▸ AIM OF THE TASK: Print the entries verbatim, leaving out the images they contain.

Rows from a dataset
◆ ◆ ◆

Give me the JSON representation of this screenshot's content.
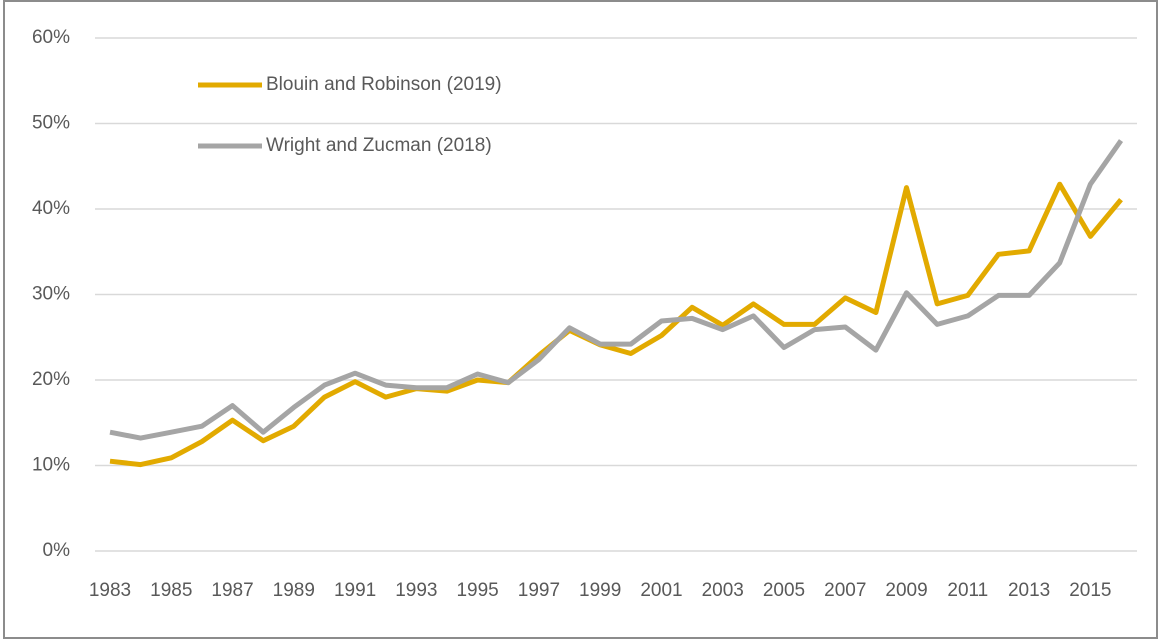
{
  "chart_data": {
    "type": "line",
    "categories": [
      "1983",
      null,
      "1985",
      null,
      "1987",
      null,
      "1989",
      null,
      "1991",
      null,
      "1993",
      null,
      "1995",
      null,
      "1997",
      null,
      "1999",
      null,
      "2001",
      null,
      "2003",
      null,
      "2005",
      null,
      "2007",
      null,
      "2009",
      null,
      "2011",
      null,
      "2013",
      null,
      "2015",
      null
    ],
    "series": [
      {
        "name": "Blouin and Robinson (2019)",
        "color": "#e2aa00",
        "values": [
          10.5,
          10.1,
          10.9,
          12.8,
          15.3,
          12.9,
          14.6,
          18.0,
          19.8,
          18.0,
          19.0,
          18.7,
          20.0,
          19.7,
          22.9,
          25.8,
          24.1,
          23.1,
          25.2,
          28.5,
          26.4,
          28.9,
          26.5,
          26.5,
          29.6,
          27.9,
          42.5,
          28.9,
          29.9,
          34.7,
          35.1,
          42.9,
          36.8,
          41.1
        ]
      },
      {
        "name": "Wright and Zucman (2018)",
        "color": "#a5a5a5",
        "values": [
          13.9,
          13.2,
          13.9,
          14.6,
          17.0,
          13.9,
          16.8,
          19.4,
          20.8,
          19.4,
          19.1,
          19.1,
          20.7,
          19.7,
          22.4,
          26.1,
          24.2,
          24.2,
          26.9,
          27.2,
          25.9,
          27.5,
          23.8,
          25.9,
          26.2,
          23.5,
          30.2,
          26.5,
          27.5,
          29.9,
          29.9,
          33.7,
          42.9,
          48.0
        ]
      }
    ],
    "ylim": [
      0,
      60
    ],
    "yticks": [
      {
        "value": 0,
        "label": "0%"
      },
      {
        "value": 10,
        "label": "10%"
      },
      {
        "value": 20,
        "label": "20%"
      },
      {
        "value": 30,
        "label": "30%"
      },
      {
        "value": 40,
        "label": "40%"
      },
      {
        "value": 50,
        "label": "50%"
      },
      {
        "value": 60,
        "label": "60%"
      }
    ],
    "grid": true,
    "legend": "upper left"
  }
}
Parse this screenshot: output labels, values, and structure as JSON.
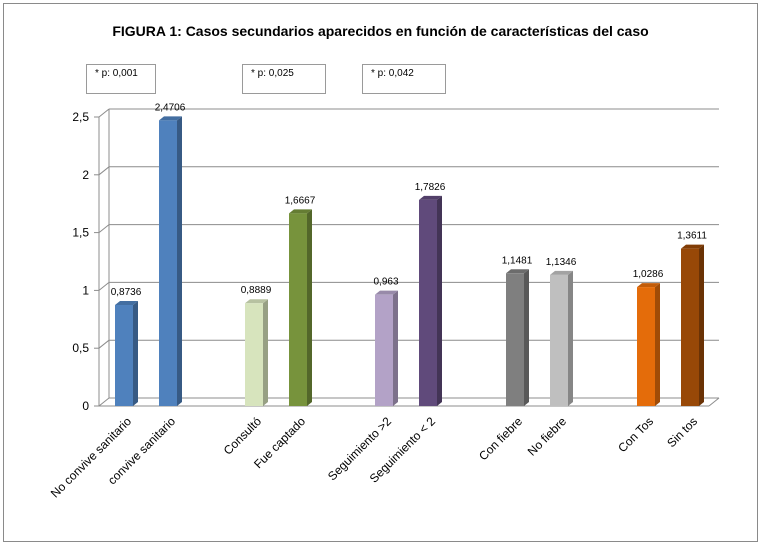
{
  "chart_data": {
    "type": "bar",
    "title": "FIGURA 1:  Casos secundarios aparecidos en función de características del caso",
    "xlabel": "",
    "ylabel": "",
    "ylim": [
      0,
      2.5
    ],
    "yticks": [
      "0",
      "0,5",
      "1",
      "1,5",
      "2",
      "2,5"
    ],
    "grid": true,
    "categories": [
      "No convive sanitario",
      "convive sanitario",
      "Consultó",
      "Fue captado",
      "Seguimiento >2",
      "Seguimiento < 2",
      "Con fiebre",
      "No  fiebre",
      "Con Tos",
      "Sin tos"
    ],
    "values": [
      0.8736,
      2.4706,
      0.8889,
      1.6667,
      0.963,
      1.7826,
      1.1481,
      1.1346,
      1.0286,
      1.3611
    ],
    "value_labels": [
      "0,8736",
      "2,4706",
      "0,8889",
      "1,6667",
      "0,963",
      "1,7826",
      "1,1481",
      "1,1346",
      "1,0286",
      "1,3611"
    ],
    "colors": [
      "#4f81bd",
      "#4f81bd",
      "#d7e4bd",
      "#77933c",
      "#b3a2c7",
      "#604a7b",
      "#7f7f7f",
      "#bfbfbf",
      "#e46c0a",
      "#984807"
    ],
    "annotations": [
      "* p: 0,001",
      "* p: 0,025",
      "* p: 0,042"
    ]
  }
}
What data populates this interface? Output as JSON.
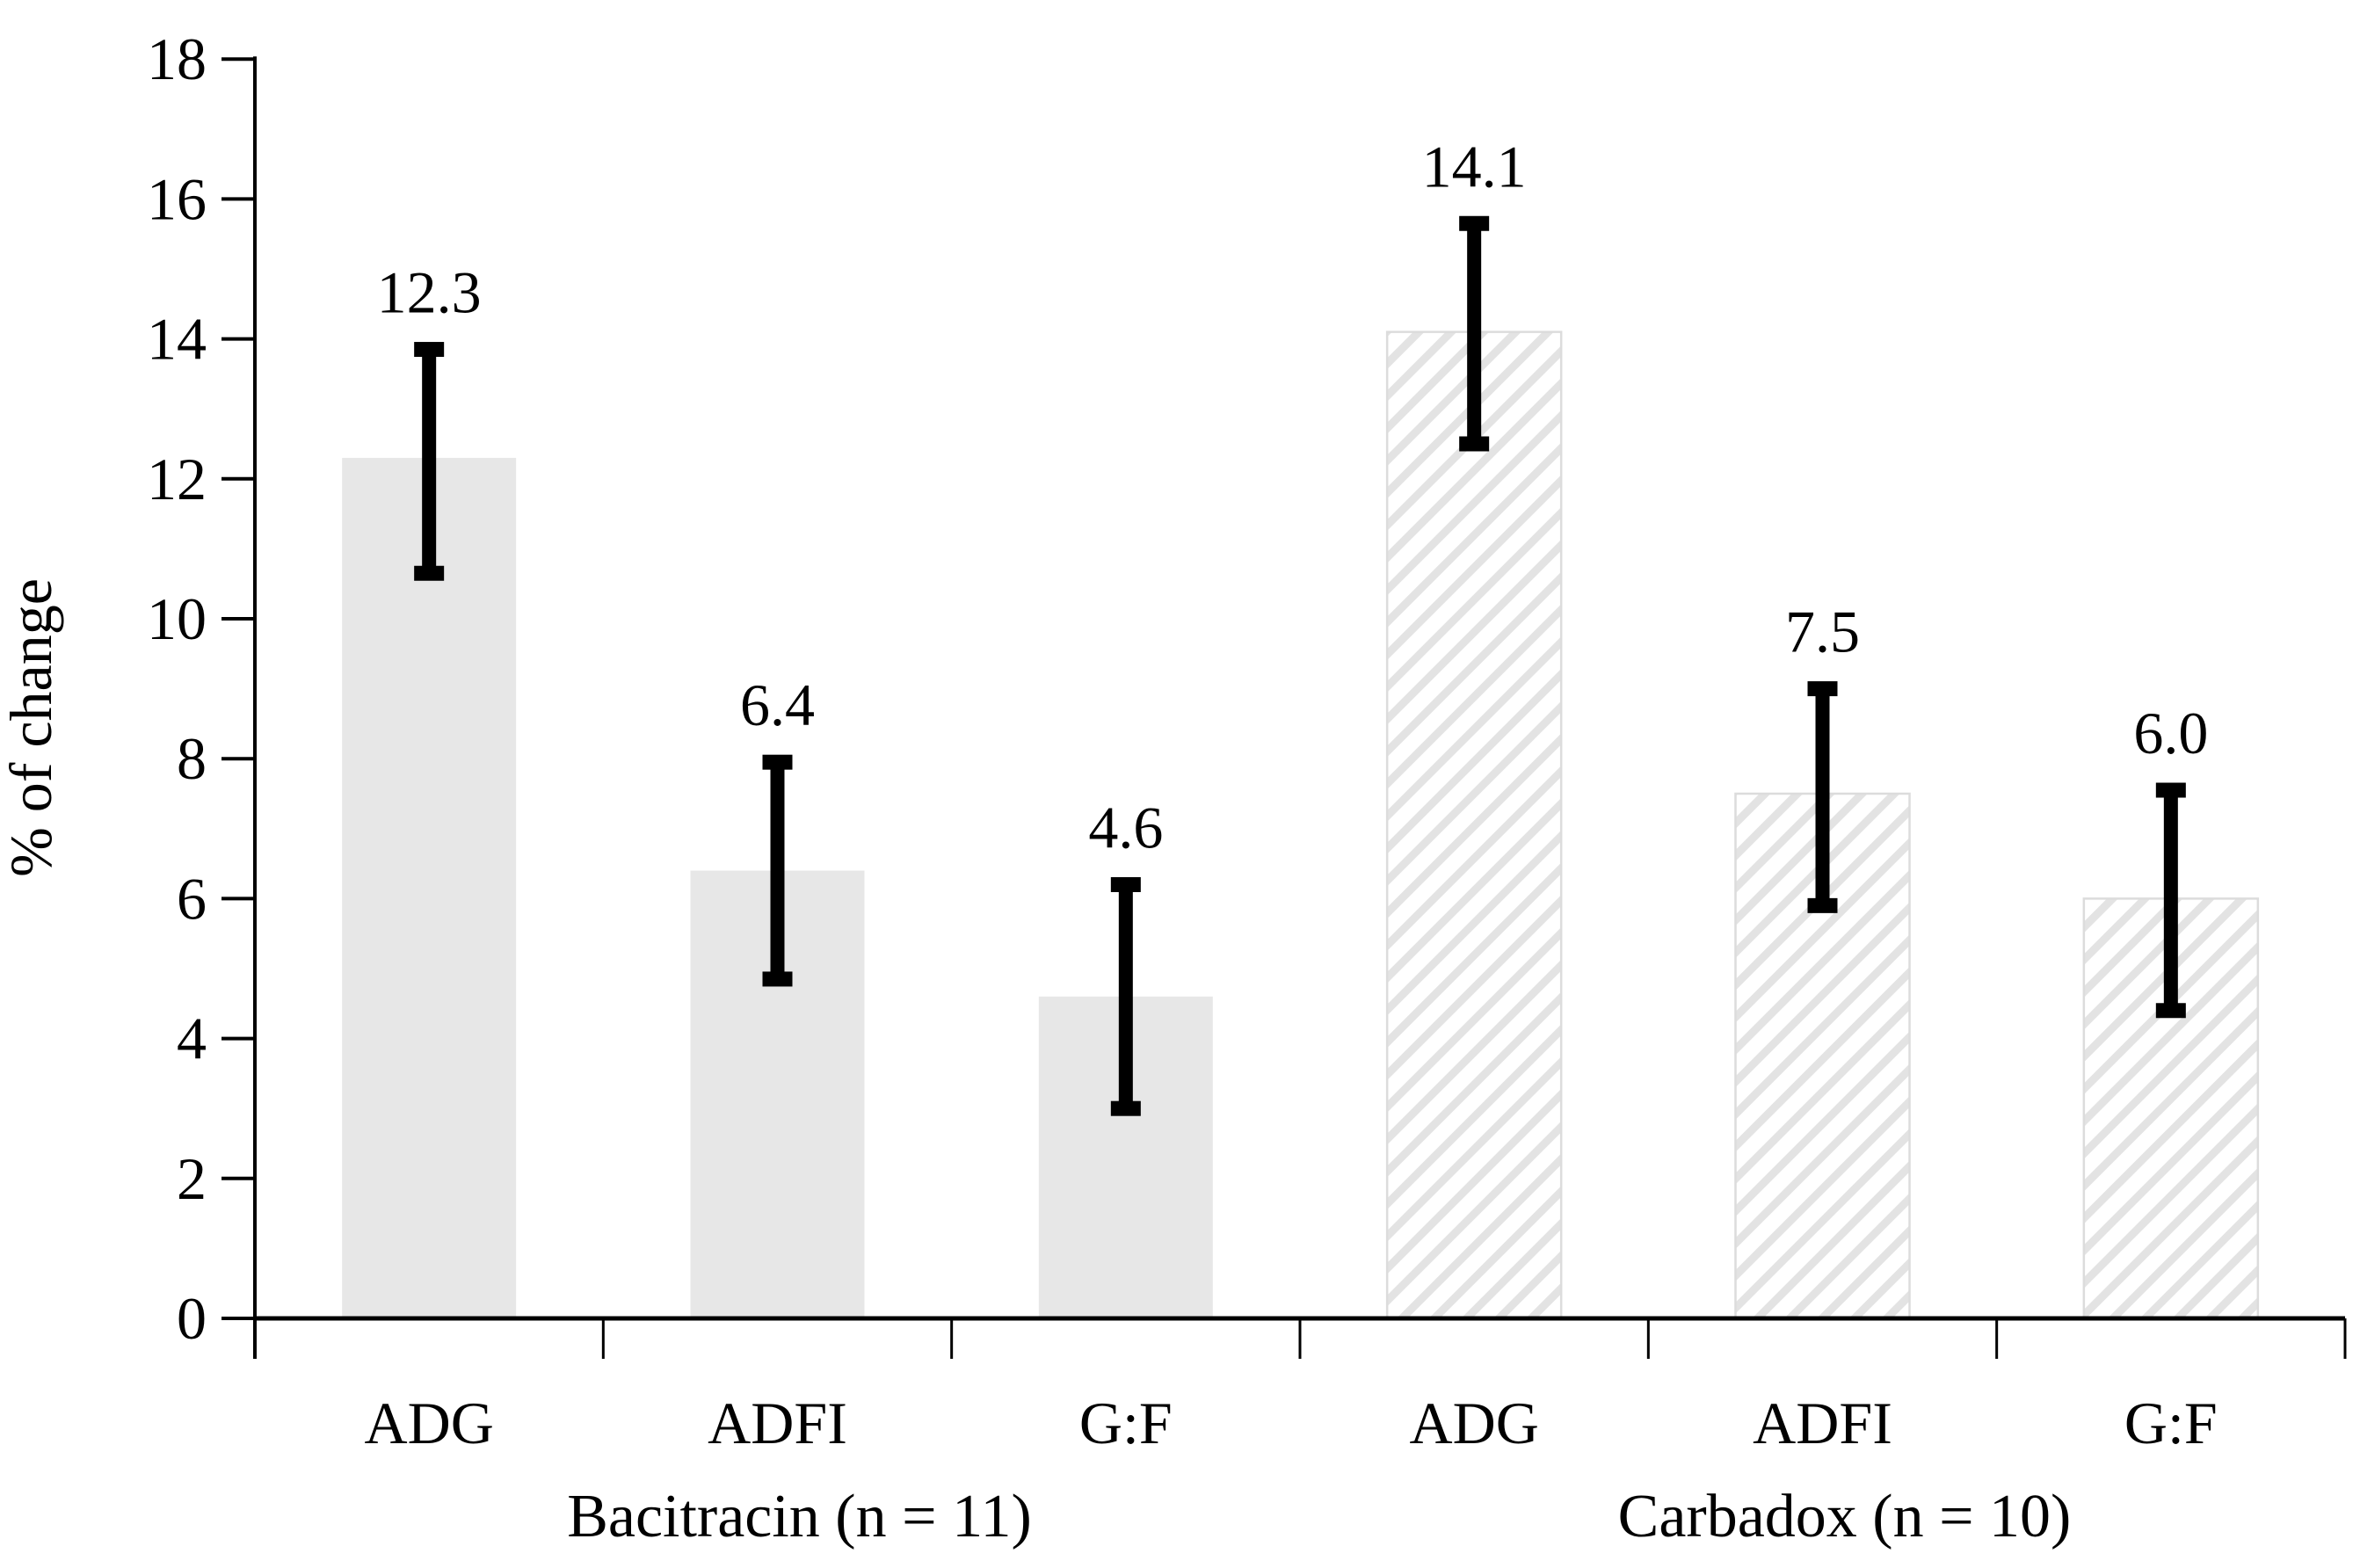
{
  "chart_data": {
    "type": "bar",
    "title": "",
    "xlabel": "",
    "ylabel": "% of change",
    "ylim": [
      0,
      18
    ],
    "ytick_step": 2,
    "yticks": [
      0,
      2,
      4,
      6,
      8,
      10,
      12,
      14,
      16,
      18
    ],
    "grid": false,
    "legend": "none",
    "categories_per_group": [
      "ADG",
      "ADFI",
      "G:F"
    ],
    "groups": [
      {
        "label": "Bacitracin (n = 11)",
        "bar_pattern": "solid",
        "categories": [
          "ADG",
          "ADFI",
          "G:F"
        ],
        "values": [
          12.3,
          6.4,
          4.6
        ],
        "data_labels": [
          "12.3",
          "6.4",
          "4.6"
        ],
        "error_high": [
          13.85,
          7.95,
          6.2
        ],
        "error_low": [
          10.65,
          4.85,
          3.0
        ]
      },
      {
        "label": "Carbadox (n = 10)",
        "bar_pattern": "diagonal-hatch",
        "categories": [
          "ADG",
          "ADFI",
          "G:F"
        ],
        "values": [
          14.1,
          7.5,
          6.0
        ],
        "data_labels": [
          "14.1",
          "7.5",
          "6.0"
        ],
        "error_high": [
          15.65,
          9.0,
          7.55
        ],
        "error_low": [
          12.5,
          5.9,
          4.4
        ]
      }
    ],
    "colors": {
      "background": "#ffffff",
      "solid_bar_fill": "#e7e7e7",
      "hatch_stripe": "#e3e3e3",
      "hatch_background": "#ffffff",
      "hatch_bar_border": "#dcdcdc",
      "axis": "#000000",
      "error_bar": "#000000",
      "text": "#000000"
    }
  }
}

◆ ◆ ◆

▸ SOLUTION BELOW:
Give me the JSON representation of this screenshot's content.
{
  "chart_data": {
    "type": "line",
    "categories": [
      "1983",
      null,
      "1985",
      null,
      "1987",
      null,
      "1989",
      null,
      "1991",
      null,
      "1993",
      null,
      "1995",
      null,
      "1997",
      null,
      "1999",
      null,
      "2001",
      null,
      "2003",
      null,
      "2005",
      null,
      "2007",
      null,
      "2009",
      null,
      "2011",
      null,
      "2013",
      null,
      "2015",
      null
    ],
    "series": [
      {
        "name": "Blouin and Robinson (2019)",
        "color": "#e2aa00",
        "values": [
          10.5,
          10.1,
          10.9,
          12.8,
          15.3,
          12.9,
          14.6,
          18.0,
          19.8,
          18.0,
          19.0,
          18.7,
          20.0,
          19.7,
          22.9,
          25.8,
          24.1,
          23.1,
          25.2,
          28.5,
          26.4,
          28.9,
          26.5,
          26.5,
          29.6,
          27.9,
          42.5,
          28.9,
          29.9,
          34.7,
          35.1,
          42.9,
          36.8,
          41.1
        ]
      },
      {
        "name": "Wright and Zucman (2018)",
        "color": "#a5a5a5",
        "values": [
          13.9,
          13.2,
          13.9,
          14.6,
          17.0,
          13.9,
          16.8,
          19.4,
          20.8,
          19.4,
          19.1,
          19.1,
          20.7,
          19.7,
          22.4,
          26.1,
          24.2,
          24.2,
          26.9,
          27.2,
          25.9,
          27.5,
          23.8,
          25.9,
          26.2,
          23.5,
          30.2,
          26.5,
          27.5,
          29.9,
          29.9,
          33.7,
          42.9,
          48.0
        ]
      }
    ],
    "ylim": [
      0,
      60
    ],
    "yticks": [
      {
        "value": 0,
        "label": "0%"
      },
      {
        "value": 10,
        "label": "10%"
      },
      {
        "value": 20,
        "label": "20%"
      },
      {
        "value": 30,
        "label": "30%"
      },
      {
        "value": 40,
        "label": "40%"
      },
      {
        "value": 50,
        "label": "50%"
      },
      {
        "value": 60,
        "label": "60%"
      }
    ],
    "grid": true,
    "legend": "upper left"
  }
}
Parse this screenshot: output labels, values, and structure as JSON.
{
  "chart_data": {
    "type": "bar",
    "title": "FIGURA 1:  Casos secundarios aparecidos en función de características del caso",
    "xlabel": "",
    "ylabel": "",
    "ylim": [
      0,
      2.5
    ],
    "yticks": [
      "0",
      "0,5",
      "1",
      "1,5",
      "2",
      "2,5"
    ],
    "grid": true,
    "categories": [
      "No convive sanitario",
      "convive sanitario",
      "Consultó",
      "Fue captado",
      "Seguimiento >2",
      "Seguimiento < 2",
      "Con fiebre",
      "No  fiebre",
      "Con Tos",
      "Sin tos"
    ],
    "values": [
      0.8736,
      2.4706,
      0.8889,
      1.6667,
      0.963,
      1.7826,
      1.1481,
      1.1346,
      1.0286,
      1.3611
    ],
    "value_labels": [
      "0,8736",
      "2,4706",
      "0,8889",
      "1,6667",
      "0,963",
      "1,7826",
      "1,1481",
      "1,1346",
      "1,0286",
      "1,3611"
    ],
    "colors": [
      "#4f81bd",
      "#4f81bd",
      "#d7e4bd",
      "#77933c",
      "#b3a2c7",
      "#604a7b",
      "#7f7f7f",
      "#bfbfbf",
      "#e46c0a",
      "#984807"
    ],
    "annotations": [
      "* p: 0,001",
      "* p: 0,025",
      "* p: 0,042"
    ]
  }
}
What data populates this interface? Output as JSON.
{
  "chart_data": {
    "type": "bar",
    "title": "",
    "xlabel": "",
    "ylabel": "% of change",
    "ylim": [
      0,
      18
    ],
    "ytick_step": 2,
    "yticks": [
      0,
      2,
      4,
      6,
      8,
      10,
      12,
      14,
      16,
      18
    ],
    "grid": false,
    "legend": "none",
    "categories_per_group": [
      "ADG",
      "ADFI",
      "G:F"
    ],
    "groups": [
      {
        "label": "Bacitracin (n = 11)",
        "bar_pattern": "solid",
        "categories": [
          "ADG",
          "ADFI",
          "G:F"
        ],
        "values": [
          12.3,
          6.4,
          4.6
        ],
        "data_labels": [
          "12.3",
          "6.4",
          "4.6"
        ],
        "error_high": [
          13.85,
          7.95,
          6.2
        ],
        "error_low": [
          10.65,
          4.85,
          3.0
        ]
      },
      {
        "label": "Carbadox (n = 10)",
        "bar_pattern": "diagonal-hatch",
        "categories": [
          "ADG",
          "ADFI",
          "G:F"
        ],
        "values": [
          14.1,
          7.5,
          6.0
        ],
        "data_labels": [
          "14.1",
          "7.5",
          "6.0"
        ],
        "error_high": [
          15.65,
          9.0,
          7.55
        ],
        "error_low": [
          12.5,
          5.9,
          4.4
        ]
      }
    ],
    "colors": {
      "background": "#ffffff",
      "solid_bar_fill": "#e7e7e7",
      "hatch_stripe": "#e3e3e3",
      "hatch_background": "#ffffff",
      "hatch_bar_border": "#dcdcdc",
      "axis": "#000000",
      "error_bar": "#000000",
      "text": "#000000"
    }
  }
}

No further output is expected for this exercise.